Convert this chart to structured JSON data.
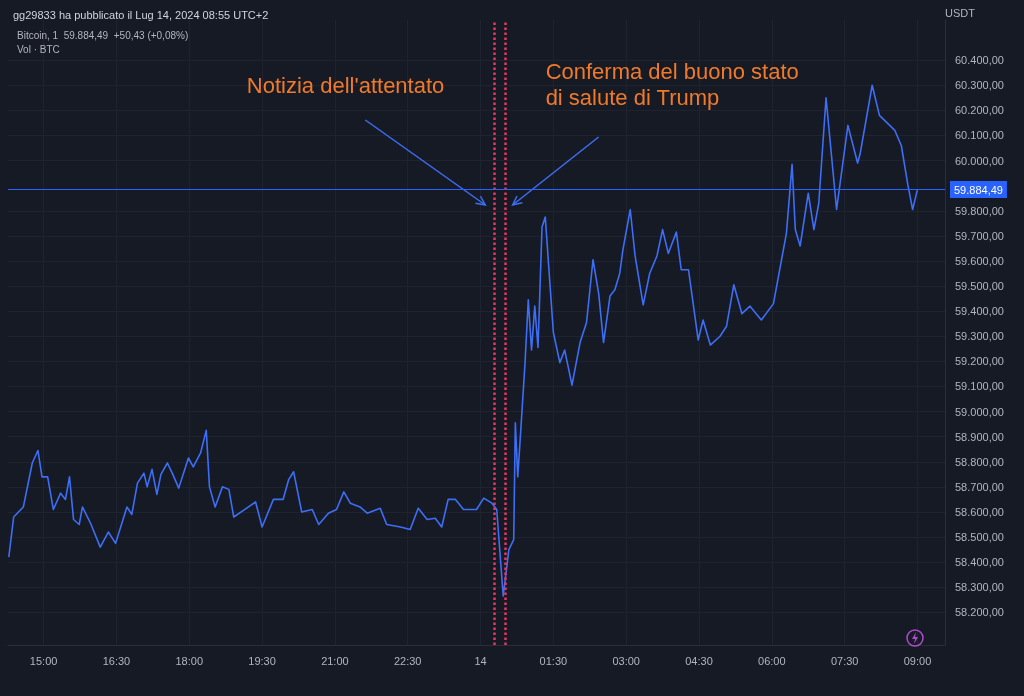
{
  "chart_data": {
    "type": "line",
    "title": "gg29833 ha pubblicato il Lug 14, 2024 08:55 UTC+2",
    "subtitle": "Bitcoin, 1  59.884,49  +50,43 (+0,08%)",
    "ylabel": "USDT",
    "annotations": [
      "Vol · BTC"
    ],
    "xlim": [
      "2024-07-13T14:16",
      "2024-07-14T09:34"
    ],
    "xticks": [
      {
        "value": "2024-07-13T15:00",
        "label": "15:00"
      },
      {
        "value": "2024-07-13T16:30",
        "label": "16:30"
      },
      {
        "value": "2024-07-13T18:00",
        "label": "18:00"
      },
      {
        "value": "2024-07-13T19:30",
        "label": "19:30"
      },
      {
        "value": "2024-07-13T21:00",
        "label": "21:00"
      },
      {
        "value": "2024-07-13T22:30",
        "label": "22:30"
      },
      {
        "value": "2024-07-14T00:00",
        "label": "14"
      },
      {
        "value": "2024-07-14T01:30",
        "label": "01:30"
      },
      {
        "value": "2024-07-14T03:00",
        "label": "03:00"
      },
      {
        "value": "2024-07-14T04:30",
        "label": "04:30"
      },
      {
        "value": "2024-07-14T06:00",
        "label": "06:00"
      },
      {
        "value": "2024-07-14T07:30",
        "label": "07:30"
      },
      {
        "value": "2024-07-14T09:00",
        "label": "09:00"
      }
    ],
    "ylim": [
      58070,
      60560
    ],
    "yticks": [
      {
        "value": 58200,
        "label": "58.200,00"
      },
      {
        "value": 58300,
        "label": "58.300,00"
      },
      {
        "value": 58400,
        "label": "58.400,00"
      },
      {
        "value": 58500,
        "label": "58.500,00"
      },
      {
        "value": 58600,
        "label": "58.600,00"
      },
      {
        "value": 58700,
        "label": "58.700,00"
      },
      {
        "value": 58800,
        "label": "58.800,00"
      },
      {
        "value": 58900,
        "label": "58.900,00"
      },
      {
        "value": 59000,
        "label": "59.000,00"
      },
      {
        "value": 59100,
        "label": "59.100,00"
      },
      {
        "value": 59200,
        "label": "59.200,00"
      },
      {
        "value": 59300,
        "label": "59.300,00"
      },
      {
        "value": 59400,
        "label": "59.400,00"
      },
      {
        "value": 59500,
        "label": "59.500,00"
      },
      {
        "value": 59600,
        "label": "59.600,00"
      },
      {
        "value": 59700,
        "label": "59.700,00"
      },
      {
        "value": 59800,
        "label": "59.800,00"
      },
      {
        "value": 60000,
        "label": "60.000,00"
      },
      {
        "value": 60100,
        "label": "60.100,00"
      },
      {
        "value": 60200,
        "label": "60.200,00"
      },
      {
        "value": 60300,
        "label": "60.300,00"
      },
      {
        "value": 60400,
        "label": "60.400,00"
      }
    ],
    "grid": true,
    "marker": "none",
    "line_style": "solid",
    "ref_lines": [
      {
        "axis": "x",
        "value": "2024-07-14T00:17",
        "label": "Notizia dell'attentato",
        "color": "#e8365d",
        "line_style": "dotted"
      },
      {
        "axis": "x",
        "value": "2024-07-14T00:31",
        "label": "Conferma del buono stato di salute di Trump",
        "color": "#e8365d",
        "line_style": "dotted"
      },
      {
        "axis": "y",
        "value": 59884.49,
        "label": "59.884,49",
        "color": "#2962ff",
        "line_style": "solid"
      }
    ],
    "series": [
      {
        "color": "#3d6ef5",
        "x": [
          "2024-07-13T14:17",
          "2024-07-13T14:23",
          "2024-07-13T14:35",
          "2024-07-13T14:46",
          "2024-07-13T14:53",
          "2024-07-13T14:58",
          "2024-07-13T15:05",
          "2024-07-13T15:12",
          "2024-07-13T15:21",
          "2024-07-13T15:27",
          "2024-07-13T15:32",
          "2024-07-13T15:37",
          "2024-07-13T15:44",
          "2024-07-13T15:48",
          "2024-07-13T15:58",
          "2024-07-13T16:10",
          "2024-07-13T16:20",
          "2024-07-13T16:29",
          "2024-07-13T16:43",
          "2024-07-13T16:49",
          "2024-07-13T16:56",
          "2024-07-13T17:04",
          "2024-07-13T17:08",
          "2024-07-13T17:14",
          "2024-07-13T17:20",
          "2024-07-13T17:25",
          "2024-07-13T17:33",
          "2024-07-13T17:39",
          "2024-07-13T17:47",
          "2024-07-13T17:59",
          "2024-07-13T18:05",
          "2024-07-13T18:14",
          "2024-07-13T18:21",
          "2024-07-13T18:25",
          "2024-07-13T18:32",
          "2024-07-13T18:41",
          "2024-07-13T18:49",
          "2024-07-13T18:55",
          "2024-07-13T19:11",
          "2024-07-13T19:22",
          "2024-07-13T19:30",
          "2024-07-13T19:44",
          "2024-07-13T19:56",
          "2024-07-13T20:03",
          "2024-07-13T20:09",
          "2024-07-13T20:19",
          "2024-07-13T20:32",
          "2024-07-13T20:40",
          "2024-07-13T20:52",
          "2024-07-13T21:02",
          "2024-07-13T21:11",
          "2024-07-13T21:19",
          "2024-07-13T21:31",
          "2024-07-13T21:40",
          "2024-07-13T21:56",
          "2024-07-13T22:04",
          "2024-07-13T22:21",
          "2024-07-13T22:33",
          "2024-07-13T22:43",
          "2024-07-13T22:54",
          "2024-07-13T23:04",
          "2024-07-13T23:12",
          "2024-07-13T23:20",
          "2024-07-13T23:29",
          "2024-07-13T23:39",
          "2024-07-13T23:55",
          "2024-07-14T00:04",
          "2024-07-14T00:14",
          "2024-07-14T00:20",
          "2024-07-14T00:28",
          "2024-07-14T00:35",
          "2024-07-14T00:41",
          "2024-07-14T00:43",
          "2024-07-14T00:46",
          "2024-07-14T00:50",
          "2024-07-14T00:55",
          "2024-07-14T00:59",
          "2024-07-14T01:03",
          "2024-07-14T01:07",
          "2024-07-14T01:11",
          "2024-07-14T01:16",
          "2024-07-14T01:20",
          "2024-07-14T01:24",
          "2024-07-14T01:30",
          "2024-07-14T01:38",
          "2024-07-14T01:44",
          "2024-07-14T01:53",
          "2024-07-14T02:03",
          "2024-07-14T02:11",
          "2024-07-14T02:19",
          "2024-07-14T02:26",
          "2024-07-14T02:32",
          "2024-07-14T02:40",
          "2024-07-14T02:46",
          "2024-07-14T02:52",
          "2024-07-14T02:56",
          "2024-07-14T03:05",
          "2024-07-14T03:11",
          "2024-07-14T03:21",
          "2024-07-14T03:29",
          "2024-07-14T03:38",
          "2024-07-14T03:45",
          "2024-07-14T03:52",
          "2024-07-14T04:02",
          "2024-07-14T04:08",
          "2024-07-14T04:17",
          "2024-07-14T04:29",
          "2024-07-14T04:35",
          "2024-07-14T04:44",
          "2024-07-14T04:56",
          "2024-07-14T05:04",
          "2024-07-14T05:13",
          "2024-07-14T05:23",
          "2024-07-14T05:33",
          "2024-07-14T05:47",
          "2024-07-14T06:02",
          "2024-07-14T06:12",
          "2024-07-14T06:18",
          "2024-07-14T06:25",
          "2024-07-14T06:29",
          "2024-07-14T06:35",
          "2024-07-14T06:45",
          "2024-07-14T06:52",
          "2024-07-14T06:58",
          "2024-07-14T07:07",
          "2024-07-14T07:20",
          "2024-07-14T07:34",
          "2024-07-14T07:46",
          "2024-07-14T07:49",
          "2024-07-14T08:04",
          "2024-07-14T08:13",
          "2024-07-14T08:32",
          "2024-07-14T08:40",
          "2024-07-14T08:48",
          "2024-07-14T08:54",
          "2024-07-14T09:00"
        ],
        "values": [
          58420,
          58580,
          58620,
          58795,
          58845,
          58740,
          58740,
          58610,
          58675,
          58650,
          58740,
          58570,
          58550,
          58620,
          58555,
          58460,
          58520,
          58475,
          58620,
          58590,
          58715,
          58755,
          58700,
          58770,
          58670,
          58750,
          58795,
          58755,
          58695,
          58815,
          58780,
          58835,
          58925,
          58700,
          58620,
          58700,
          58690,
          58580,
          58615,
          58640,
          58540,
          58650,
          58650,
          58730,
          58760,
          58600,
          58610,
          58550,
          58595,
          58610,
          58680,
          58635,
          58620,
          58595,
          58615,
          58550,
          58540,
          58530,
          58615,
          58570,
          58575,
          58540,
          58650,
          58650,
          58610,
          58610,
          58655,
          58635,
          58610,
          58265,
          58450,
          58490,
          58955,
          58740,
          58940,
          59195,
          59445,
          59245,
          59420,
          59255,
          59735,
          59775,
          59590,
          59315,
          59195,
          59245,
          59105,
          59275,
          59355,
          59605,
          59470,
          59275,
          59460,
          59485,
          59550,
          59645,
          59805,
          59620,
          59425,
          59550,
          59620,
          59725,
          59630,
          59715,
          59565,
          59565,
          59285,
          59365,
          59265,
          59300,
          59340,
          59505,
          59390,
          59420,
          59365,
          59430,
          59605,
          59710,
          59985,
          59725,
          59660,
          59870,
          59725,
          59830,
          60250,
          59805,
          60140,
          59990,
          60025,
          60300,
          60180,
          60120,
          60060,
          59905,
          59805,
          59885
        ]
      }
    ]
  }
}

-----

[BRIEF]:
Gather each line holding the string "color".

[EXERCISE OUTPUT]:
        "color": "#e8365d",
        "color": "#e8365d",
        "color": "#2962ff",
        "color": "#3d6ef5",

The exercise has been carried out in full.